The crew of the RADFORD were great. They all dug into their lockers and came up with a change of cloths for each of us. It was really appreciated. A shower to remove most of the oil felt great. We were taken to Espirito Santos island where we were given a red cross package containing toilet articles. We were kept there for almost two weeks and then put aboard a merchant ship for transport back to the states. We were then taken to the Navy base on treasure island San Francisco. There was only about 40 of us in this group. Others were transported to other west coast bases. I don't know how true it is, but we were told that of the almost 1300 men and officers on our ship, we lost over 700. I have never seen any official numbers. But having been there, it is entirely possible. We were issued new clothing (just the minimum) that did not begin to replace what we lost. Most of us had enough of everything to last a week between laundry days. What we got was a three day supply. We also found out that the sinking of our ship was the only ship reported sunk in the war up to now, in the papers, before the next of kin was notified. Proof of that was all my relatives and friends knew on the 7th of July. My mother was frantic. My best friend, Carl Brooker, went to see Mom and told her not to worry because "if there was a hole to swim through I'd find it." Mom said he was a great comfort. We all got 30 days survivors leave and was told we would receive our new orders when we reported to San Diego Navy base when our leave was up. It was rumored that we would be getting a "milk run between the States and Pearl. What a joke!! We were assigned to the cruise ship President Polk that was being converted to a troop ship and was designated USS POLK P103.

— TASK GOAL —
In the survivor's account, where were the survivors given a red cross package containing toilet articles? The items that follow are not needed to answer anything about the survivor's account.

— INFORMATION SUPPLIED —
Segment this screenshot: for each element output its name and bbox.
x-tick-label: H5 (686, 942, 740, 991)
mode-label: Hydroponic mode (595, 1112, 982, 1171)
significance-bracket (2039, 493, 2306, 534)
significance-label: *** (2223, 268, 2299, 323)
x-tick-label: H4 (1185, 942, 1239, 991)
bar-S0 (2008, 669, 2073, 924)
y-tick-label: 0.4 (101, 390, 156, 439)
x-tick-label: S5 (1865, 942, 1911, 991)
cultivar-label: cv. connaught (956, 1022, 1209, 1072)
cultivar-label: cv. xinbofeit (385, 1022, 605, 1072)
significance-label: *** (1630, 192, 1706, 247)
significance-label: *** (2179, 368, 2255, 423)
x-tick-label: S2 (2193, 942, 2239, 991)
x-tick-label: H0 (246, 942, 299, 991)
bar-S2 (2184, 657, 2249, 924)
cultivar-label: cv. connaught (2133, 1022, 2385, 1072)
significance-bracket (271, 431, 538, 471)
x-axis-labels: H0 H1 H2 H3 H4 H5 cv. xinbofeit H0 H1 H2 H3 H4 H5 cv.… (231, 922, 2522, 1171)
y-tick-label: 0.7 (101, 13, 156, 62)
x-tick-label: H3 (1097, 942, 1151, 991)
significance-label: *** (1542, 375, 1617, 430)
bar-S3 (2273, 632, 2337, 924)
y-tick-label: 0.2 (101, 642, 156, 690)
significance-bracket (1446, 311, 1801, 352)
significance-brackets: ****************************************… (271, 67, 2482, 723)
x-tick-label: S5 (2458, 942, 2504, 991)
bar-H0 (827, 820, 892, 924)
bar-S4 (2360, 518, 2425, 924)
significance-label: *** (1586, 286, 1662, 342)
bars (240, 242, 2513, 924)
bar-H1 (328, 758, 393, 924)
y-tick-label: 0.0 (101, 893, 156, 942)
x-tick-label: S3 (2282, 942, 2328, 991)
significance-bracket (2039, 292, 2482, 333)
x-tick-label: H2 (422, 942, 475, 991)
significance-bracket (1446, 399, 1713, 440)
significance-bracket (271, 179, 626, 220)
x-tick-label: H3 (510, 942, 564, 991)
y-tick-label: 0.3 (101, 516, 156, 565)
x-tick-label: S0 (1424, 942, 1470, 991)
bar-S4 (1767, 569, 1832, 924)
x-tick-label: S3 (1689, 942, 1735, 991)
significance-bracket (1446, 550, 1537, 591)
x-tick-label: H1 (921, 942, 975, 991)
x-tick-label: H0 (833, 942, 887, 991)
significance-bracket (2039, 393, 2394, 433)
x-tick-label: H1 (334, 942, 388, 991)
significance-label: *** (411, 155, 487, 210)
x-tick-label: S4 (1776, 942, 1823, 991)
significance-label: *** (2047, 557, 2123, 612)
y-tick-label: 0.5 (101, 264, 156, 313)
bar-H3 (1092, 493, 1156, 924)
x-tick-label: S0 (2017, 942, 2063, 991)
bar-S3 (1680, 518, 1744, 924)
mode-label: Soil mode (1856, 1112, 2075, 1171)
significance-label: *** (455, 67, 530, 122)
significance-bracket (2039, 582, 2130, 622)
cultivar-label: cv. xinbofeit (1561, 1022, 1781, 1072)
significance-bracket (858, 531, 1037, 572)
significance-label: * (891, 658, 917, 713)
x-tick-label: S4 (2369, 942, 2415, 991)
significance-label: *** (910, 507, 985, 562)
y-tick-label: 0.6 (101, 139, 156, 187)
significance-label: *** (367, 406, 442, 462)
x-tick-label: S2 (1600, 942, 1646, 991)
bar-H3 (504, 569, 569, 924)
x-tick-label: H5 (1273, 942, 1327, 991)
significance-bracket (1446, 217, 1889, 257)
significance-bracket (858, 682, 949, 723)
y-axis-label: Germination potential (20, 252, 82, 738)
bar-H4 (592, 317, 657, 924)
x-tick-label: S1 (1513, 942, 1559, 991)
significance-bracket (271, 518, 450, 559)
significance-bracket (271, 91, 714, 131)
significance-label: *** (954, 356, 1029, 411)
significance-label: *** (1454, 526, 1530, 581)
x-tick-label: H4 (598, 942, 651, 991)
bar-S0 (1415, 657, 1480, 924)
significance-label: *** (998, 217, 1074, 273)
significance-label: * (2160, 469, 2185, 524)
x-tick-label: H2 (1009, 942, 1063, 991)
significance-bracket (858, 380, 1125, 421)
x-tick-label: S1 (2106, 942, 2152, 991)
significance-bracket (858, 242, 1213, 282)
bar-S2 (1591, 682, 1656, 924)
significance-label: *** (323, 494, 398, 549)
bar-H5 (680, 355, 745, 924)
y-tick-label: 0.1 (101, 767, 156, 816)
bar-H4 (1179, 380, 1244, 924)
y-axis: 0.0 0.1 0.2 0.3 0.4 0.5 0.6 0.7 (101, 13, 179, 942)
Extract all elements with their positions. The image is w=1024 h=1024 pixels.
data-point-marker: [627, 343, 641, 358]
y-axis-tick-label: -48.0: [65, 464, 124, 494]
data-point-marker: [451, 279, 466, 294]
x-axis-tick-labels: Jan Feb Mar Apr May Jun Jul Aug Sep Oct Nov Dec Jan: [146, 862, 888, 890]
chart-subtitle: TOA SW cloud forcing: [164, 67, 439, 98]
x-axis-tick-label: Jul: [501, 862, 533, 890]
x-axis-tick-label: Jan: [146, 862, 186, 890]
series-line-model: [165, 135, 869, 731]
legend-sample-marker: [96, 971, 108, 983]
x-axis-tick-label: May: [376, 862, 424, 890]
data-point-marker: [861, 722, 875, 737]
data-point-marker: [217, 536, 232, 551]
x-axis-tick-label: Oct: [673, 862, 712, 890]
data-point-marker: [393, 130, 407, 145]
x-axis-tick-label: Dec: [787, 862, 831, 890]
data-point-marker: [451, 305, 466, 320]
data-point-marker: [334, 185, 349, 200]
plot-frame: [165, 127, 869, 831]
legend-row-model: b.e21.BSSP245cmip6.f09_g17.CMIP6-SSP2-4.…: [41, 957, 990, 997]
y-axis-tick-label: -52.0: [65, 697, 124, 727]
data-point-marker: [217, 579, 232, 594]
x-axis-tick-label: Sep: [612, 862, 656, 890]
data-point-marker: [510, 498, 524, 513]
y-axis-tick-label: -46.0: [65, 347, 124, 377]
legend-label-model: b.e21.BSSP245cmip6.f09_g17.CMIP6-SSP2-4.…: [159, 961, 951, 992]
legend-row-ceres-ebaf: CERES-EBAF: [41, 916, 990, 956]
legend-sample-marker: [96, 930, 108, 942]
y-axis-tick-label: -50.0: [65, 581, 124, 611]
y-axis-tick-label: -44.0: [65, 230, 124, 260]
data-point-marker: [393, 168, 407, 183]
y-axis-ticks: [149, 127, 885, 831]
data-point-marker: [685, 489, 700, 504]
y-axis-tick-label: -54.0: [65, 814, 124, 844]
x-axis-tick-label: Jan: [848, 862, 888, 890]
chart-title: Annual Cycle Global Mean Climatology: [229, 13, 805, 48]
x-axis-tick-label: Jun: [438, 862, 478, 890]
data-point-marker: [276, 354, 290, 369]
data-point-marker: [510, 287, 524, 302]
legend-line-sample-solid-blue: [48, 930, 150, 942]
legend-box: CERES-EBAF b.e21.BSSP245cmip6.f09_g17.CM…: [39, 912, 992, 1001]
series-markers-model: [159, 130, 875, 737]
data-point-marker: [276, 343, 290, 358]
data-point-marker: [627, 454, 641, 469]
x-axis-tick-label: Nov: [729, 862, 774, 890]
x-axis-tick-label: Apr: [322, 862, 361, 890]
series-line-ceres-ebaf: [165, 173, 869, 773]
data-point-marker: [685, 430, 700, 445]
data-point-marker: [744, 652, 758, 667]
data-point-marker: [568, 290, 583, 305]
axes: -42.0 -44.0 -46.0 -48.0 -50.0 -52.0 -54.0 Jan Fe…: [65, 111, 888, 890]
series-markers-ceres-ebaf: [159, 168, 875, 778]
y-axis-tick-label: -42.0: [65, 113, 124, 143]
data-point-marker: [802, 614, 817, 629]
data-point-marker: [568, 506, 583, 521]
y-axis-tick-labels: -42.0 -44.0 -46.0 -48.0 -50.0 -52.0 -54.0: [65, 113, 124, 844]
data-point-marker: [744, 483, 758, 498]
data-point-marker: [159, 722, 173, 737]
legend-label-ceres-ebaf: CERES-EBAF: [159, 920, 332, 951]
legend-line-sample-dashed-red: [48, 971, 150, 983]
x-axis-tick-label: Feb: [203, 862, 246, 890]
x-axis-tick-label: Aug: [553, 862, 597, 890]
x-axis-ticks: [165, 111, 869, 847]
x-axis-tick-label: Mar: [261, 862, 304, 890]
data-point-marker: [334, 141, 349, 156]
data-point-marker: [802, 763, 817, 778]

— SOLUTION BELOW —
On Espirito Santos island.